[Datos guardados]
·····

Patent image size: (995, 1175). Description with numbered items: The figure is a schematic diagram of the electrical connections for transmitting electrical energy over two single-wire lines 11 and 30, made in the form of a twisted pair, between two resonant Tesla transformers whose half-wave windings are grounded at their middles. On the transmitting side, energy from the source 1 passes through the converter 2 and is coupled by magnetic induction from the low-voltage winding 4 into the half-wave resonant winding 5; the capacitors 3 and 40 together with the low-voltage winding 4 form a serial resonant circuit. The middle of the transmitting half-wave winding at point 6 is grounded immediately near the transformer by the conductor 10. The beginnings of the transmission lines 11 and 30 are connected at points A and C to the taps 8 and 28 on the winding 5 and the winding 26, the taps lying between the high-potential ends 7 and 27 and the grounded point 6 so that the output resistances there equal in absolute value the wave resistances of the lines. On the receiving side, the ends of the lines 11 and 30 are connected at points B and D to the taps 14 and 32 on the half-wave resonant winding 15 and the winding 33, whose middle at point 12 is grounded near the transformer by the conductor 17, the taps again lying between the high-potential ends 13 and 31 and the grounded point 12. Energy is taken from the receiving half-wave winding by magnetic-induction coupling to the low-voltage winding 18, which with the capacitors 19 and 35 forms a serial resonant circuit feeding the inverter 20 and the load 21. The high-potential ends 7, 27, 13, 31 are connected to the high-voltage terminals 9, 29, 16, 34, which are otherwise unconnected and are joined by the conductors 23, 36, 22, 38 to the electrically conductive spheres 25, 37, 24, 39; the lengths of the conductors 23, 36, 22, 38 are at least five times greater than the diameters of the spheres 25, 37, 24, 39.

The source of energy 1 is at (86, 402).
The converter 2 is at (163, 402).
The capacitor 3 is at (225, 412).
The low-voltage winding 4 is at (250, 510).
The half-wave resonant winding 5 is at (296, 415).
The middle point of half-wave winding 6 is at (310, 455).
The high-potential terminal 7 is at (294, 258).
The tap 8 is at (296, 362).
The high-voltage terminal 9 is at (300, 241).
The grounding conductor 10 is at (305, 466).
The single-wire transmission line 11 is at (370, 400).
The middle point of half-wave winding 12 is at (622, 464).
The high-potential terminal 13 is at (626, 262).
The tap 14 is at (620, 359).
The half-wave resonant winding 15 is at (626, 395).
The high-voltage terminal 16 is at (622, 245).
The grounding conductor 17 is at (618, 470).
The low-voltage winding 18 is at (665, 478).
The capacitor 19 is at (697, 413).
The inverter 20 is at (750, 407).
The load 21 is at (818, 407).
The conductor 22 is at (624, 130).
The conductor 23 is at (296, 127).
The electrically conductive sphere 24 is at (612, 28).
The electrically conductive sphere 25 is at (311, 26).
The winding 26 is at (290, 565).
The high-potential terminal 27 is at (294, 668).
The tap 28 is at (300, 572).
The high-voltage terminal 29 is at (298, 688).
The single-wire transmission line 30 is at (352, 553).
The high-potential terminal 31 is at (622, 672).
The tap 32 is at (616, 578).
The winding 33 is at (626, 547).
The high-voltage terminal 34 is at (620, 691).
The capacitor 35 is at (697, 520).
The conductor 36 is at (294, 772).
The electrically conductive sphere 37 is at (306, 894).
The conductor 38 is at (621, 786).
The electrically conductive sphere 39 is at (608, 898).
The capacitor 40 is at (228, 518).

·····

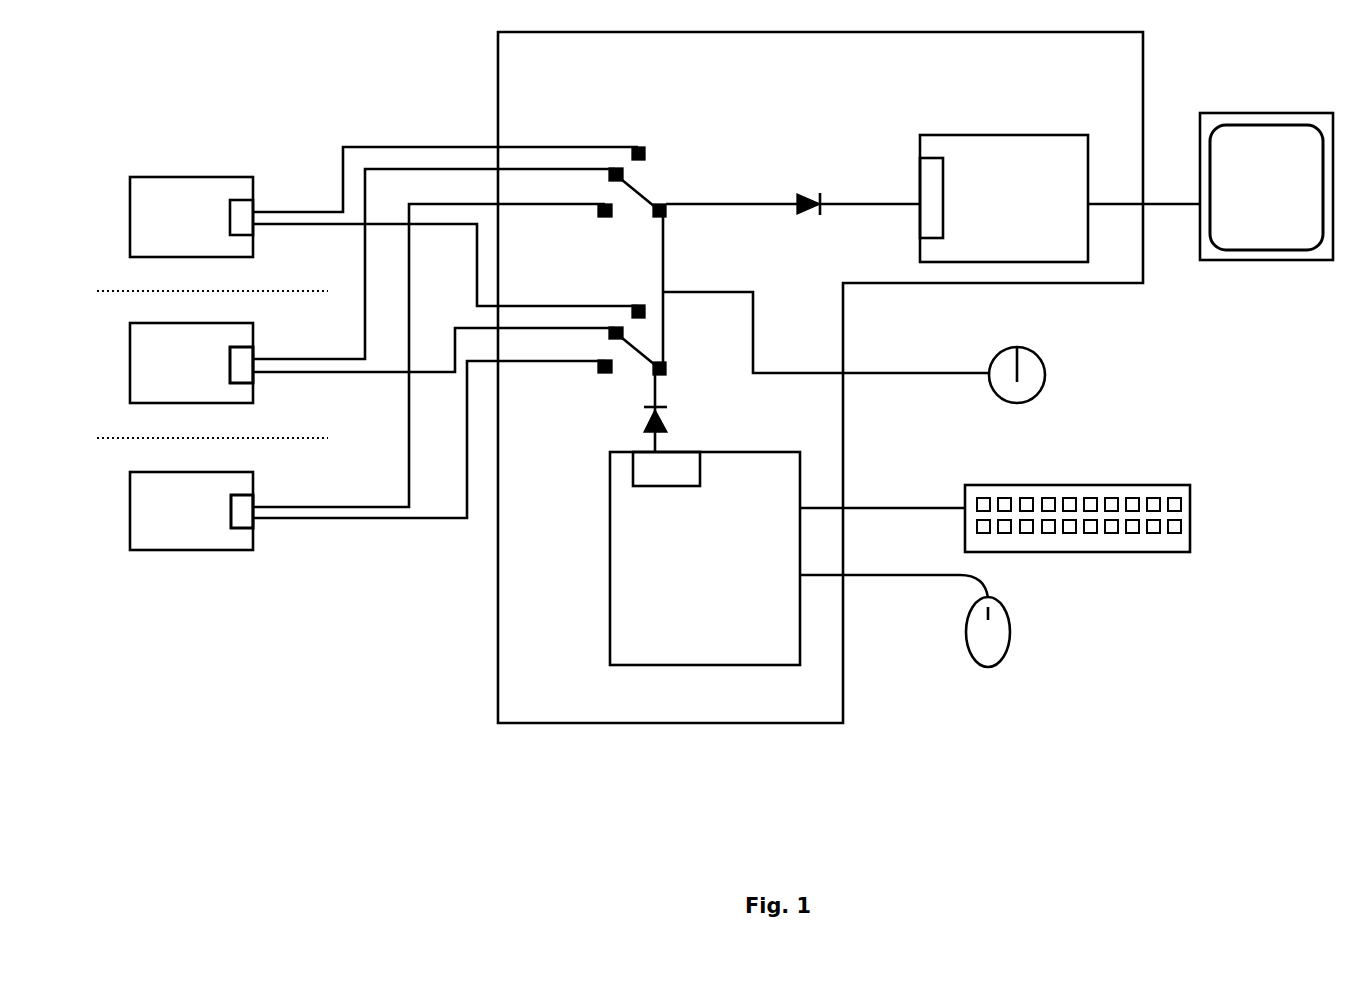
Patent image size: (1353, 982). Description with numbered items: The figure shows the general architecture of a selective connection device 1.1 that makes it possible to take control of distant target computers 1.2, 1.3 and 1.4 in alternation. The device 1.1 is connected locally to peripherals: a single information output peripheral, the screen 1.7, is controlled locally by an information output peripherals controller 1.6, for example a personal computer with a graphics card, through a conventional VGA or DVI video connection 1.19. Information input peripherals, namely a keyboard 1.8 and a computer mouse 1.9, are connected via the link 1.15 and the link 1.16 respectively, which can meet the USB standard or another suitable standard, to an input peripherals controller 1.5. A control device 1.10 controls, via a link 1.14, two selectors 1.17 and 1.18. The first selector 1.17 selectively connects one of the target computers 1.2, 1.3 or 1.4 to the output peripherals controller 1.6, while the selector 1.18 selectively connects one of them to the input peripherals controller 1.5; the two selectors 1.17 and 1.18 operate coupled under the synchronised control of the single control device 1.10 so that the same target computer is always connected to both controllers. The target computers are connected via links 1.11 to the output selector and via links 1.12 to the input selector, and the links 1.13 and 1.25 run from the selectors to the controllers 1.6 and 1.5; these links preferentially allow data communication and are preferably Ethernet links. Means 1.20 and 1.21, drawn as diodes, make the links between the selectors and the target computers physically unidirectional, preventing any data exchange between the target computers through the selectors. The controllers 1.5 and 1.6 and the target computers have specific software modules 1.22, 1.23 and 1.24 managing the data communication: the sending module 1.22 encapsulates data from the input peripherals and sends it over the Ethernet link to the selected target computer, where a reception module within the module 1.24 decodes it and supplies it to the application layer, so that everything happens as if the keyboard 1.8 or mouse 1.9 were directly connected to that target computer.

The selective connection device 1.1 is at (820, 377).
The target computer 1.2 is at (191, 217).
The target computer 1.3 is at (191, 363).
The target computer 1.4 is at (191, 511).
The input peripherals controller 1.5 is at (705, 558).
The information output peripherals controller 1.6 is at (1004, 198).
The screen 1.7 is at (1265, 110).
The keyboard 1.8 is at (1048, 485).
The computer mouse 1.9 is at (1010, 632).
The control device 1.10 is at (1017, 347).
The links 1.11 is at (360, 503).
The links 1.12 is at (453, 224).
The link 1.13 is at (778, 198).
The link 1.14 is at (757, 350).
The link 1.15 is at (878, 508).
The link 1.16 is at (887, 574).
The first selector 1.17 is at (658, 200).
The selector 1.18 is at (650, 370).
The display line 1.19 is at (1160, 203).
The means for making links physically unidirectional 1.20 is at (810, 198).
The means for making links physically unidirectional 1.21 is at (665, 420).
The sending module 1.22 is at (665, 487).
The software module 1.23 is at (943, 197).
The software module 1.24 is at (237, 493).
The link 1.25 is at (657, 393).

·····

- Instrucciones de la tarea
Actualiza el tramo que va desde la línea que contiene "Patent image size: (995, 1175)." hasta la que contiene "The half-wave resonant winding 5 is", ambas incluidas, cambiando "schematic diagram" por "wiring diagram" sin tocar nada más. Escribe solo esas líneas.

- Respuesta completa
Patent image size: (995, 1175). Description with numbered items: The figure is a wiring diagram of the electrical connections for transmitting electrical energy over two single-wire lines 11 and 30, made in the form of a twisted pair, between two resonant Tesla transformers whose half-wave windings are grounded at their middles. On the transmitting side, energy from the source 1 passes through the converter 2 and is coupled by magnetic induction from the low-voltage winding 4 into the half-wave resonant winding 5; the capacitors 3 and 40 together with the low-voltage winding 4 form a serial resonant circuit. The middle of the transmitting half-wave winding at point 6 is grounded immediately near the transformer by the conductor 10. The beginnings of the transmission lines 11 and 30 are connected at points A and C to the taps 8 and 28 on the winding 5 and the winding 26, the taps lying between the high-potential ends 7 and 27 and the grounded point 6 so that the output resistances there equal in absolute value the wave resistances of the lines. On the receiving side, the ends of the lines 11 and 30 are connected at points B and D to the taps 14 and 32 on the half-wave resonant winding 15 and the winding 33, whose middle at point 12 is grounded near the transformer by the conductor 17, the taps again lying between the high-potential ends 13 and 31 and the grounded point 12. Energy is taken from the receiving half-wave winding by magnetic-induction coupling to the low-voltage winding 18, which with the capacitors 19 and 35 forms a serial resonant circuit feeding the inverter 20 and the load 21. The high-potential ends 7, 27, 13, 31 are connected to the high-voltage terminals 9, 29, 16, 34, which are otherwise unconnected and are joined by the conductors 23, 36, 22, 38 to the electrically conductive spheres 25, 37, 24, 39; the lengths of the conductors 23, 36, 22, 38 are at least five times greater than the diameters of the spheres 25, 37, 24, 39.

The source of energy 1 is at (86, 402).
The converter 2 is at (163, 402).
The capacitor 3 is at (225, 412).
The low-voltage winding 4 is at (250, 510).
The half-wave resonant winding 5 is at (296, 415).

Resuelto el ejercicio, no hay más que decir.